Copy all lines below exactly as written. Leave pictures out.

» **EXTRACTED MATERIAL**
------------------------------

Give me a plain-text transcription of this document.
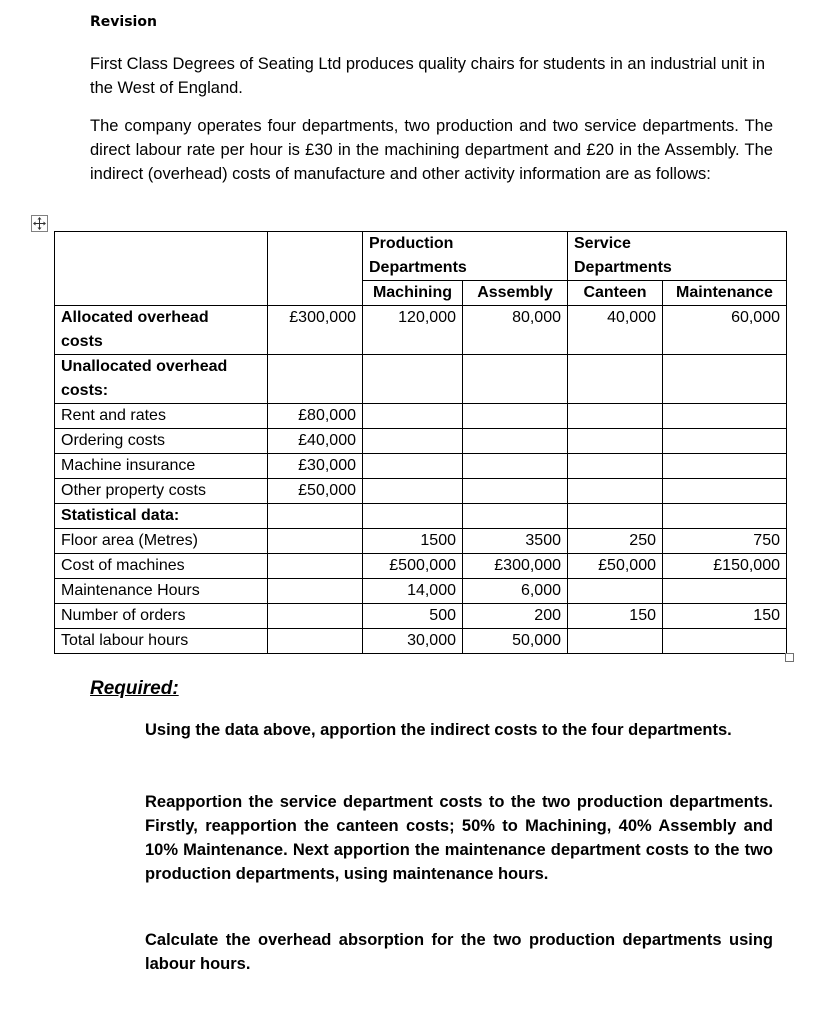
Revision
First Class Degrees of Seating Ltd produces quality chairs for students in an industrial unit in the West of England.
The company operates four departments, two production and two service departments. The direct labour rate per hour is £30 in the machining department and £20 in the Assembly. The indirect (overhead) costs of manufacture and other activity information are as follows:

		Production		Service	

		Departments		Departments	

		Machining	Assembly	Canteen	Maintenance
Allocated overhead	£300,000	120,000	80,000	40,000	60,000
costs					
Unallocated overhead					
costs:					
Rent and rates	£80,000				
Ordering costs	£40,000				
Machine insurance	£30,000				
Other property costs	£50,000				
Statistical data:					
Floor area (Metres)		1500	3500	250	750
Cost of machines		£500,000	£300,000	£50,000	£150,000
Maintenance Hours		14,000	6,000		
Number of orders		500	200	150	150
Total labour hours		30,000	50,000		
Required:
Using the data above, apportion the indirect costs to the four departments.
Reapportion the service department costs to the two production departments. Firstly, reapportion the canteen costs; 50% to Machining, 40% Assembly and 10% Maintenance. Next apportion the maintenance department costs to the two production departments, using maintenance hours.
Calculate the overhead absorption for the two production departments using labour hours.
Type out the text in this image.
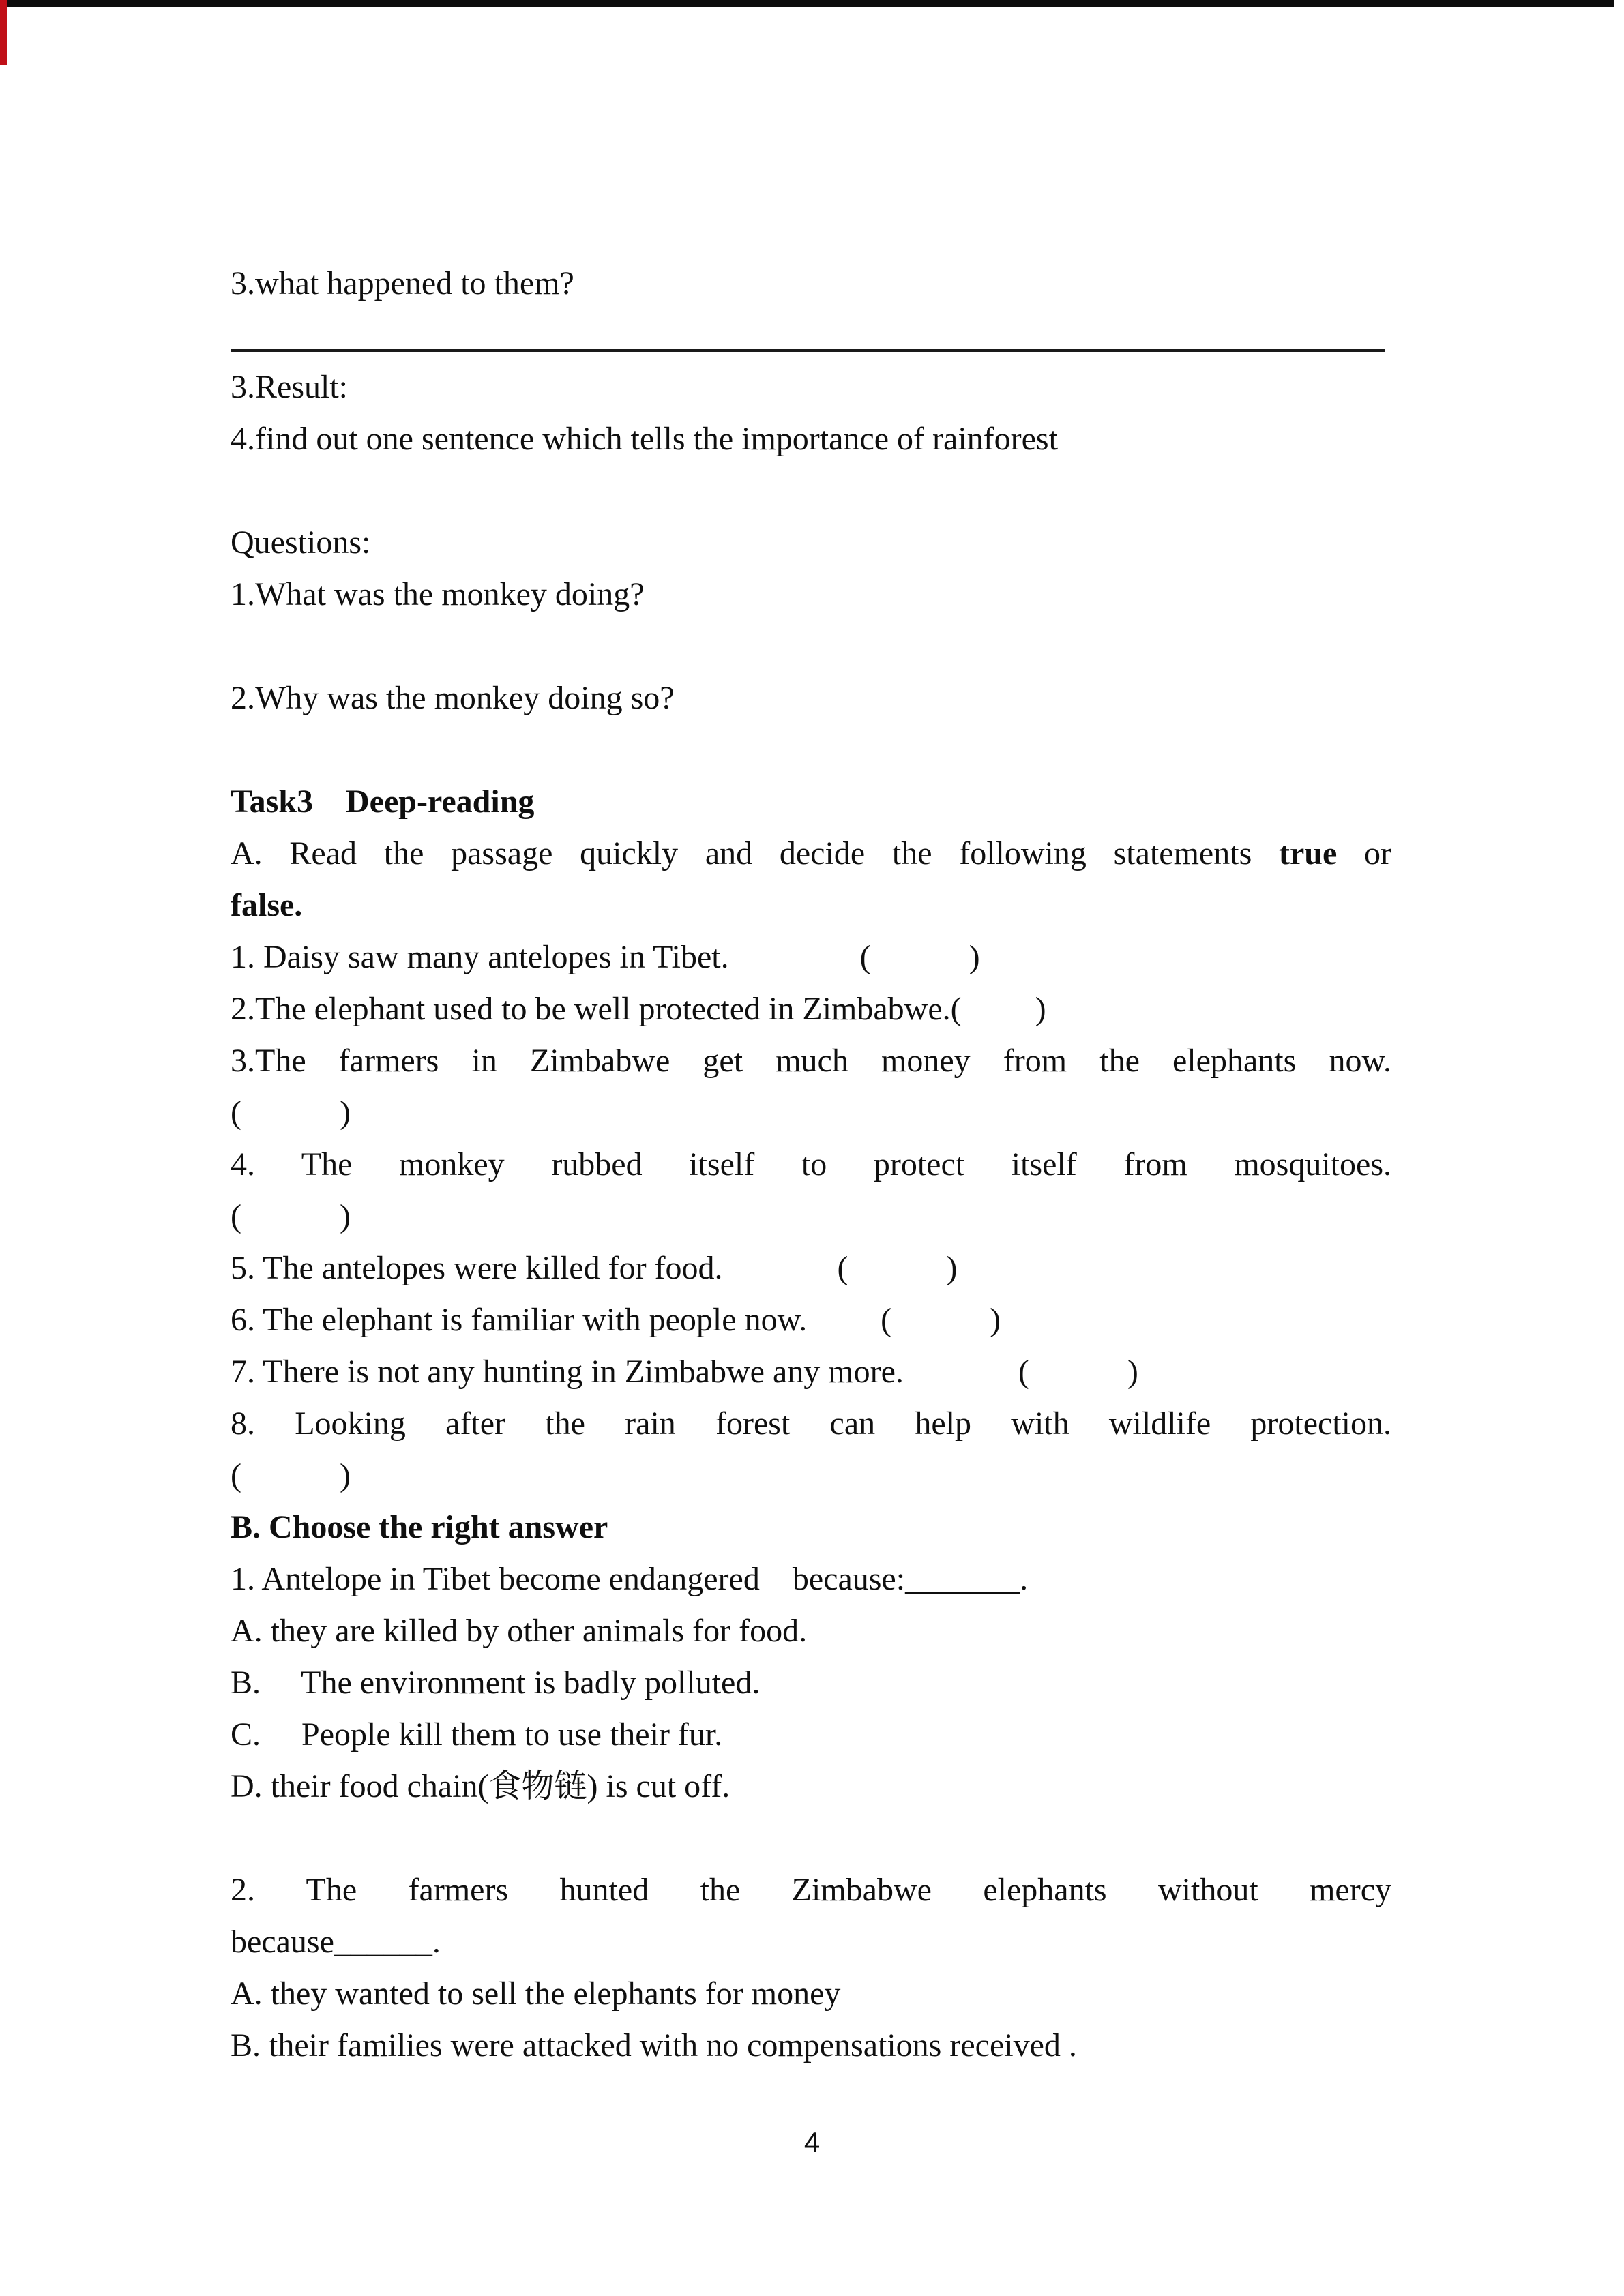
3.what happened to them?
3.Result:
4.find out one sentence which tells the importance of rainforest
Questions:
1.What was the monkey doing?
2.Why was the monkey doing so?
Task3    Deep-reading
A. Read the passage quickly and decide the following statements true or
false.
1. Daisy saw many antelopes in Tibet.                (            )
2.The elephant used to be well protected in Zimbabwe.(         )
3.The farmers in Zimbabwe get much money from the elephants now.
(            )
4. The monkey rubbed itself to protect itself from mosquitoes.
(            )
5. The antelopes were killed for food.              (            )
6. The elephant is familiar with people now.         (            )
7. There is not any hunting in Zimbabwe any more.              (            )
8. Looking after the rain forest can help with wildlife protection.
(            )
B. Choose the right answer
1. Antelope in Tibet become endangered    because:_______.
A. they are killed by other animals for food.
B.     The environment is badly polluted.
C.     People kill them to use their fur.
D. their food chain(食物链) is cut off.
2. The farmers hunted the Zimbabwe elephants without mercy
because______.
A. they wanted to sell the elephants for money
B. their families were attacked with no compensations received .
4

------------------------------

» **TASK RESULT**
Give me a plain-text transcription of this document.
Revision
First Class Degrees of Seating Ltd produces quality chairs for students in an industrial unit in the West of England.
The company operates four departments, two production and two service departments. The direct labour rate per hour is £30 in the machining department and £20 in the Assembly. The indirect (overhead) costs of manufacture and other activity information are as follows:

		Production		Service	

		Departments		Departments	

		Machining	Assembly	Canteen	Maintenance
Allocated overhead	£300,000	120,000	80,000	40,000	60,000
costs					
Unallocated overhead					
costs:					
Rent and rates	£80,000				
Ordering costs	£40,000				
Machine insurance	£30,000				
Other property costs	£50,000				
Statistical data:					
Floor area (Metres)		1500	3500	250	750
Cost of machines		£500,000	£300,000	£50,000	£150,000
Maintenance Hours		14,000	6,000		
Number of orders		500	200	150	150
Total labour hours		30,000	50,000		
Required:
Using the data above, apportion the indirect costs to the four departments.
Reapportion the service department costs to the two production departments. Firstly, reapportion the canteen costs; 50% to Machining, 40% Assembly and 10% Maintenance. Next apportion the maintenance department costs to the two production departments, using maintenance hours.
Calculate the overhead absorption for the two production departments using labour hours.
Type out the text in this image.
3.what happened to them?
3.Result:
4.find out one sentence which tells the importance of rainforest
Questions:
1.What was the monkey doing?
2.Why was the monkey doing so?
Task3    Deep-reading
A. Read the passage quickly and decide the following statements true or
false.
1. Daisy saw many antelopes in Tibet.                (            )
2.The elephant used to be well protected in Zimbabwe.(         )
3.The farmers in Zimbabwe get much money from the elephants now.
(            )
4. The monkey rubbed itself to protect itself from mosquitoes.
(            )
5. The antelopes were killed for food.              (            )
6. The elephant is familiar with people now.         (            )
7. There is not any hunting in Zimbabwe any more.              (            )
8. Looking after the rain forest can help with wildlife protection.
(            )
B. Choose the right answer
1. Antelope in Tibet become endangered    because:_______.
A. they are killed by other animals for food.
B.     The environment is badly polluted.
C.     People kill them to use their fur.
D. their food chain(食物链) is cut off.
2. The farmers hunted the Zimbabwe elephants without mercy
because______.
A. they wanted to sell the elephants for money
B. their families were attacked with no compensations received .
4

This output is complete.